* BEGIN *

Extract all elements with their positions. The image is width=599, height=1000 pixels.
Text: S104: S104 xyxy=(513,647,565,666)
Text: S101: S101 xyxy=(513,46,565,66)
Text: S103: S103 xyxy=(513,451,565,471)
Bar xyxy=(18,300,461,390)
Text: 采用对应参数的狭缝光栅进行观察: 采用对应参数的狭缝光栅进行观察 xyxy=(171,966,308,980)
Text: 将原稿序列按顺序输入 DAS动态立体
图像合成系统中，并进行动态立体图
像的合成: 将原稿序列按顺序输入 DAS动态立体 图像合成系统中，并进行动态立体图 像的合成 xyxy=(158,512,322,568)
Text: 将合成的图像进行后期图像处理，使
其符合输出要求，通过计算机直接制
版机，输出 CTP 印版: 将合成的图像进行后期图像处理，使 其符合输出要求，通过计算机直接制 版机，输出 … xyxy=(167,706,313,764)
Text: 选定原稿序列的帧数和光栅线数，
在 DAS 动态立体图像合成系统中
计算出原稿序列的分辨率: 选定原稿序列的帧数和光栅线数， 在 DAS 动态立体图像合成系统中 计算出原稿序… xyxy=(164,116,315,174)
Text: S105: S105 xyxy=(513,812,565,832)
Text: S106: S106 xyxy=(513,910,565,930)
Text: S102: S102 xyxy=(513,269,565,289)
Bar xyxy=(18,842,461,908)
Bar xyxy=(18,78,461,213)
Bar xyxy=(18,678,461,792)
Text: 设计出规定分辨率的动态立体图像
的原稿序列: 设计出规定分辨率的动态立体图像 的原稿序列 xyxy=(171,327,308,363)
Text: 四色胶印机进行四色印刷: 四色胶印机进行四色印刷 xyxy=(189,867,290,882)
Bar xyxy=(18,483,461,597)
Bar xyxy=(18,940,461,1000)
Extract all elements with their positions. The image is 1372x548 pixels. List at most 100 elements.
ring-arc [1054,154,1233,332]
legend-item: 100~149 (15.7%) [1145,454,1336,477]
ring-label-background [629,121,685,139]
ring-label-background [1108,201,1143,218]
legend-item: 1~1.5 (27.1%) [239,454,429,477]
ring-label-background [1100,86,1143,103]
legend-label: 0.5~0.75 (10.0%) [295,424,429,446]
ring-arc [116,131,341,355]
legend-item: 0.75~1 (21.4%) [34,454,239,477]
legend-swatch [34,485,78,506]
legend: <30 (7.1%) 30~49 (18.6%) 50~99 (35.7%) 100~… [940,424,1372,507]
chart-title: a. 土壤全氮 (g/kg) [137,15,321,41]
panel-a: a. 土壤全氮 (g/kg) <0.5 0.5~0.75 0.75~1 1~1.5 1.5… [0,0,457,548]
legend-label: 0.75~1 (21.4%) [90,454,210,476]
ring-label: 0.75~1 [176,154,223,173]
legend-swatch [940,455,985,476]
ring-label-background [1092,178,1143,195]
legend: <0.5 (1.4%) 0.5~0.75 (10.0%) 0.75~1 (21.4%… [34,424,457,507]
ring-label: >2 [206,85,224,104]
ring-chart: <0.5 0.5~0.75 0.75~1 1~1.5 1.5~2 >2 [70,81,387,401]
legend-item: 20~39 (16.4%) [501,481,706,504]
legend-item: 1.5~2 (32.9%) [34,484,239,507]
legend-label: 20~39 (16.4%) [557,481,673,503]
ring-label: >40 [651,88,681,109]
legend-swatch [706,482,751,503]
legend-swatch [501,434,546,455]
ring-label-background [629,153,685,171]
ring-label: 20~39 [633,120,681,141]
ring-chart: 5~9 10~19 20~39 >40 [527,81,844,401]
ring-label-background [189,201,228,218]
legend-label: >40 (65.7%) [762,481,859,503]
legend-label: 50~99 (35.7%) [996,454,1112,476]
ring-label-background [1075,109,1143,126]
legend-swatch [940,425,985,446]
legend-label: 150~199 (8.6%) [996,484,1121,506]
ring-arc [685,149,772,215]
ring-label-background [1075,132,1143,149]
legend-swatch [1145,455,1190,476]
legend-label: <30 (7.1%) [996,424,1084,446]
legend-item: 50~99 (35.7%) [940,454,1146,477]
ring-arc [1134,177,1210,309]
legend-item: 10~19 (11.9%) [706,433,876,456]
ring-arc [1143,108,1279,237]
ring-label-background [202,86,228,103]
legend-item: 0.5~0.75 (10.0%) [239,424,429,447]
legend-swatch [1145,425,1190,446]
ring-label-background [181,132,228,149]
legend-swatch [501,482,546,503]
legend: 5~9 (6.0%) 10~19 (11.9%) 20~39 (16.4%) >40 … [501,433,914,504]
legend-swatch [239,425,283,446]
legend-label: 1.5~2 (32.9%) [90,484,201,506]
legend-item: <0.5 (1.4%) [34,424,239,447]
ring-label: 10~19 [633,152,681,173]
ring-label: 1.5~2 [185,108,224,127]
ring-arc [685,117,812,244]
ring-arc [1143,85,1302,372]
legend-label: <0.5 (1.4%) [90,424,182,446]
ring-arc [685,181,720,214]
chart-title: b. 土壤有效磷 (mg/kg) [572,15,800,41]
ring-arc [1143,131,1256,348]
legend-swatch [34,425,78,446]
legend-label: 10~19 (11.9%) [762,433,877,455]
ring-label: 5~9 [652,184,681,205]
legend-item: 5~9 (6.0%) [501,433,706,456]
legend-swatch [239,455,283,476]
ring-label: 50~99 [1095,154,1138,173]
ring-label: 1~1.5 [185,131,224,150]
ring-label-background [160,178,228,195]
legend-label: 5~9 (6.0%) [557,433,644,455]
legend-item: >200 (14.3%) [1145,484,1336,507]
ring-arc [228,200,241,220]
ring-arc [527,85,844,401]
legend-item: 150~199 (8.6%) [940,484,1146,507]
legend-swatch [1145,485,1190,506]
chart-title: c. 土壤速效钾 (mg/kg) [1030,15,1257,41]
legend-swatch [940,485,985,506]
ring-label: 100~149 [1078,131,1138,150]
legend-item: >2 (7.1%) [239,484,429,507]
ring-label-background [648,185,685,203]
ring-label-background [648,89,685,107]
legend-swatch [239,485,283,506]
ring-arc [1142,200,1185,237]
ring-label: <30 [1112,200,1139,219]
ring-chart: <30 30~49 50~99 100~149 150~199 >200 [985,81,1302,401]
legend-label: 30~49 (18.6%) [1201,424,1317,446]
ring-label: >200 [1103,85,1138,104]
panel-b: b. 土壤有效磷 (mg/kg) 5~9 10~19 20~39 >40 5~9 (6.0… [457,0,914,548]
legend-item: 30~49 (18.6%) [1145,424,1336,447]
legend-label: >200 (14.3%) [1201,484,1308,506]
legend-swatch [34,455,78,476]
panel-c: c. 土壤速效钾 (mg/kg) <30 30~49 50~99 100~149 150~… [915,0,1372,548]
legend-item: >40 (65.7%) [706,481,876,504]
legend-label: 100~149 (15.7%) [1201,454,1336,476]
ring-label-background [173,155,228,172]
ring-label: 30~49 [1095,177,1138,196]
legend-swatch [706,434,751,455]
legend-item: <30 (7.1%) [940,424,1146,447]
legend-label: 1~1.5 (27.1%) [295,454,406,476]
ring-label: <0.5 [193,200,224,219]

* END *

*What you have to do*:
Starting from the first line and stopping after the line containing "Extract all elements with their positions. The image is 1372x548", reproduce these lines with every occurrence of "Bar" changed to "Rectangle" and nothing else altered.

*Exercise result*:
Extract all elements with their positions. The image is width=599, height=1000 pixels.
Text: S104: S104 xyxy=(513,647,565,666)
Text: S101: S101 xyxy=(513,46,565,66)
Text: S103: S103 xyxy=(513,451,565,471)
Rectangle xyxy=(18,300,461,390)
Text: 采用对应参数的狭缝光栅进行观察: 采用对应参数的狭缝光栅进行观察 xyxy=(171,966,308,980)
Text: 将原稿序列按顺序输入 DAS动态立体
图像合成系统中，并进行动态立体图
像的合成: 将原稿序列按顺序输入 DAS动态立体 图像合成系统中，并进行动态立体图 像的合成 xyxy=(158,512,322,568)
Text: 将合成的图像进行后期图像处理，使
其符合输出要求，通过计算机直接制
版机，输出 CTP 印版: 将合成的图像进行后期图像处理，使 其符合输出要求，通过计算机直接制 版机，输出 … xyxy=(167,706,313,764)
Text: 选定原稿序列的帧数和光栅线数，
在 DAS 动态立体图像合成系统中
计算出原稿序列的分辨率: 选定原稿序列的帧数和光栅线数， 在 DAS 动态立体图像合成系统中 计算出原稿序… xyxy=(164,116,315,174)
Text: S105: S105 xyxy=(513,812,565,832)
Text: S106: S106 xyxy=(513,910,565,930)
Text: S102: S102 xyxy=(513,269,565,289)
Rectangle xyxy=(18,842,461,908)
Rectangle xyxy=(18,78,461,213)
Rectangle xyxy=(18,678,461,792)
Text: 设计出规定分辨率的动态立体图像
的原稿序列: 设计出规定分辨率的动态立体图像 的原稿序列 xyxy=(171,327,308,363)
Text: 四色胶印机进行四色印刷: 四色胶印机进行四色印刷 xyxy=(189,867,290,882)
Rectangle xyxy=(18,483,461,597)
Rectangle xyxy=(18,940,461,1000)
Extract all elements with their positions. The image is 1372x548 pixels. List at most 100 elements.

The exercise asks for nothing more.